* [Exercise details]
Reproduce the records in full. Alter nothing.

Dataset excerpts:
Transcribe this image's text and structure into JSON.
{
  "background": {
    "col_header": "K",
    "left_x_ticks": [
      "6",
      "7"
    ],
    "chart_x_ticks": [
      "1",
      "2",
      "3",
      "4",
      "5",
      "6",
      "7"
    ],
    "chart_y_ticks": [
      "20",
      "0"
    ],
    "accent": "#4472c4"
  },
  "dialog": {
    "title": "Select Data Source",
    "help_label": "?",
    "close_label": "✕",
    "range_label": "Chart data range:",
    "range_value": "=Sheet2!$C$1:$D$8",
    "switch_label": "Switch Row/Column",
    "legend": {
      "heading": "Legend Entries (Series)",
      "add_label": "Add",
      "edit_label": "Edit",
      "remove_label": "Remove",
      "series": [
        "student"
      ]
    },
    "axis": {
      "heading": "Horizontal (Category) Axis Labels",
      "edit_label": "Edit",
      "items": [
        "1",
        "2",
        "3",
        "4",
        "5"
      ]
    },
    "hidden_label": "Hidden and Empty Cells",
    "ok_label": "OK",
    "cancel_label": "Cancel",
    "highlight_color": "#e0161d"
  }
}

* [Output for this task]
Transcribe this image's text and structure into JSON.
{
  "background": {
    "col_header": "K",
    "left_x_ticks": [
      "6",
      "7"
    ],
    "chart_x_ticks": [
      "1",
      "2",
      "3",
      "4",
      "5",
      "6",
      "7"
    ],
    "chart_y_ticks": [
      "20",
      "0"
    ],
    "accent": "#4472c4"
  },
  "dialog": {
    "title": "Select Data Source",
    "help_label": "?",
    "close_label": "✕",
    "range_label": "Chart data range:",
    "range_value": "=Sheet2!$C$1:$D$8",
    "switch_label": "Switch Row/Column",
    "legend": {
      "heading": "Legend Entries (Series)",
      "add_label": "Add",
      "edit_label": "Edit",
      "remove_label": "Remove",
      "series": [
        "student"
      ]
    },
    "axis": {
      "heading": "Horizontal (Category) Axis Labels",
      "edit_label": "Edit",
      "items": [
        "1",
        "2",
        "3",
        "4",
        "5"
      ]
    },
    "hidden_label": "Hidden and Empty Cells",
    "ok_label": "OK",
    "cancel_label": "Cancel",
    "highlight_color": "#e0161d"
  }
}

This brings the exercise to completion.